Rewrite the rows below, replacing "Volume1" with "Volume2" and changing nothing else. Leave the pictures out of your answer.

[Stored items]
** START **

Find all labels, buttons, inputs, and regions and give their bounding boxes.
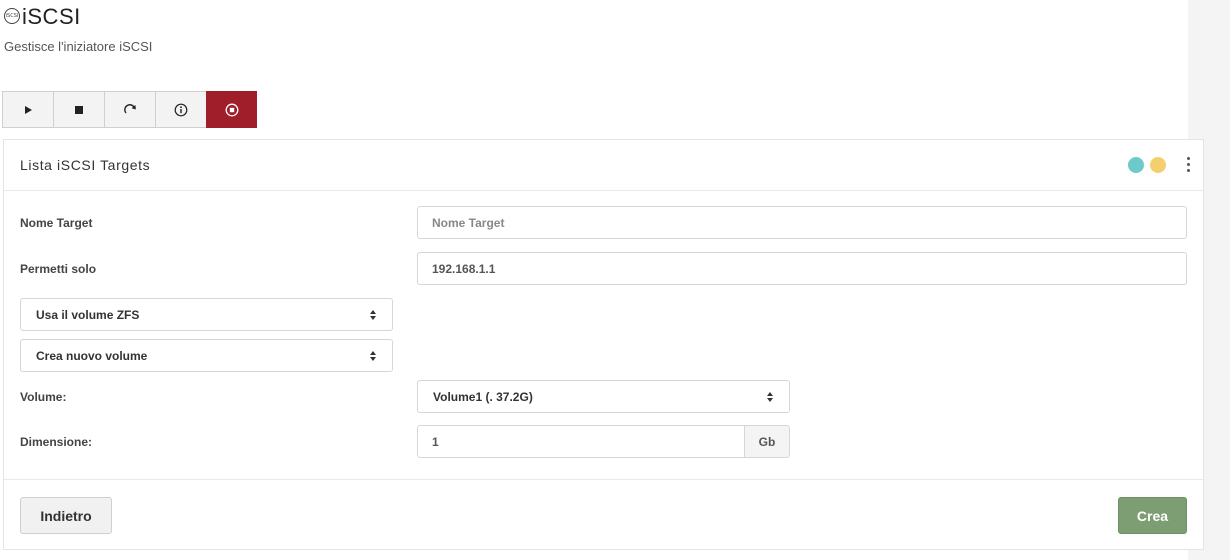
- stop-button[interactable]: [53, 91, 104, 128]
- restart-button[interactable]: [104, 91, 155, 128]
- select-caret-icon: [370, 350, 377, 361]
- stop-square-icon: [75, 105, 83, 114]
- volume-mode-value: Crea nuovo volume: [36, 348, 148, 363]
- start-button[interactable]: [2, 91, 53, 128]
- select-caret-icon: [767, 391, 774, 402]
- target-name-label: Nome Target: [20, 216, 93, 230]
- play-icon: [25, 105, 32, 114]
- volume-mode-select[interactable]: Crea nuovo volume: [20, 339, 393, 372]
- volume-value: Volume1 (. 37.2G): [433, 389, 533, 404]
- create-button[interactable]: Crea: [1118, 497, 1187, 534]
- size-input[interactable]: 1: [417, 425, 745, 458]
- panel-title: Lista iSCSI Targets: [20, 157, 151, 173]
- target-name-input[interactable]: [417, 206, 1187, 239]
- allow-only-input[interactable]: 192.168.1.1: [417, 252, 1187, 285]
- info-icon: [174, 103, 188, 116]
- disable-service-button[interactable]: [206, 91, 257, 128]
- panel-header: Lista iSCSI Targets: [4, 140, 1203, 191]
- info-button[interactable]: [155, 91, 206, 128]
- volume-select[interactable]: Volume1 (. 37.2G): [417, 380, 790, 413]
- status-dot-teal: [1128, 157, 1144, 173]
- iscsi-logo-icon: iSCSI: [4, 8, 20, 24]
- volume-type-value: Usa il volume ZFS: [36, 307, 140, 322]
- page-title: iSCSI: [22, 4, 81, 29]
- allow-only-label: Permetti solo: [20, 262, 97, 276]
- restart-icon: [124, 103, 136, 113]
- page-header: iSCSI iSCSI Gestisce l'iniziatore iSCSI: [4, 4, 152, 54]
- status-dot-yellow: [1150, 157, 1166, 173]
- size-unit-addon: Gb: [745, 425, 790, 458]
- back-button[interactable]: Indietro: [20, 497, 112, 534]
- service-toolbar: [2, 91, 257, 128]
- kebab-menu-icon[interactable]: [1185, 157, 1191, 174]
- size-label: Dimensione:: [20, 435, 93, 449]
- targets-panel: Lista iSCSI Targets Nome Target Permetti…: [3, 139, 1204, 550]
- page-subtitle: Gestisce l'iniziatore iSCSI: [4, 39, 153, 54]
- panel-footer-divider: [4, 479, 1203, 480]
- stop-circle-icon: [225, 103, 238, 116]
- volume-type-select[interactable]: Usa il volume ZFS: [20, 298, 393, 331]
- volume-label: Volume:: [20, 390, 67, 404]
- select-caret-icon: [370, 309, 377, 320]
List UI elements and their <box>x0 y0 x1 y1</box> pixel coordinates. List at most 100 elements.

** END **

■ **Answer to this task**:
Find all labels, buttons, inputs, and regions and give their bounding boxes.
- stop-button[interactable]: [53, 91, 104, 128]
- restart-button[interactable]: [104, 91, 155, 128]
- select-caret-icon: [370, 350, 377, 361]
- stop-square-icon: [75, 105, 83, 114]
- volume-mode-value: Crea nuovo volume: [36, 348, 148, 363]
- start-button[interactable]: [2, 91, 53, 128]
- select-caret-icon: [767, 391, 774, 402]
- target-name-label: Nome Target: [20, 216, 93, 230]
- play-icon: [25, 105, 32, 114]
- volume-mode-select[interactable]: Crea nuovo volume: [20, 339, 393, 372]
- volume-value: Volume2 (. 37.2G): [433, 389, 533, 404]
- create-button[interactable]: Crea: [1118, 497, 1187, 534]
- size-input[interactable]: 1: [417, 425, 745, 458]
- panel-title: Lista iSCSI Targets: [20, 157, 151, 173]
- target-name-input[interactable]: [417, 206, 1187, 239]
- allow-only-input[interactable]: 192.168.1.1: [417, 252, 1187, 285]
- info-icon: [174, 103, 188, 116]
- disable-service-button[interactable]: [206, 91, 257, 128]
- panel-header: Lista iSCSI Targets: [4, 140, 1203, 191]
- info-button[interactable]: [155, 91, 206, 128]
- volume-select[interactable]: Volume2 (. 37.2G): [417, 380, 790, 413]
- status-dot-teal: [1128, 157, 1144, 173]
- iscsi-logo-icon: iSCSI: [4, 8, 20, 24]
- volume-type-value: Usa il volume ZFS: [36, 307, 140, 322]
- page-title: iSCSI: [22, 4, 81, 29]
- allow-only-label: Permetti solo: [20, 262, 97, 276]
- restart-icon: [124, 103, 136, 113]
- page-header: iSCSI iSCSI Gestisce l'iniziatore iSCSI: [4, 4, 152, 54]
- status-dot-yellow: [1150, 157, 1166, 173]
- size-unit-addon: Gb: [745, 425, 790, 458]
- back-button[interactable]: Indietro: [20, 497, 112, 534]
- service-toolbar: [2, 91, 257, 128]
- kebab-menu-icon[interactable]: [1185, 157, 1191, 174]
- size-label: Dimensione:: [20, 435, 93, 449]
- targets-panel: Lista iSCSI Targets Nome Target Permetti…: [3, 139, 1204, 550]
- page-subtitle: Gestisce l'iniziatore iSCSI: [4, 39, 153, 54]
- panel-footer-divider: [4, 479, 1203, 480]
- stop-circle-icon: [225, 103, 238, 116]
- volume-type-select[interactable]: Usa il volume ZFS: [20, 298, 393, 331]
- volume-label: Volume:: [20, 390, 67, 404]
- select-caret-icon: [370, 309, 377, 320]
List UI elements and their <box>x0 y0 x1 y1</box> pixel coordinates. List at most 100 elements.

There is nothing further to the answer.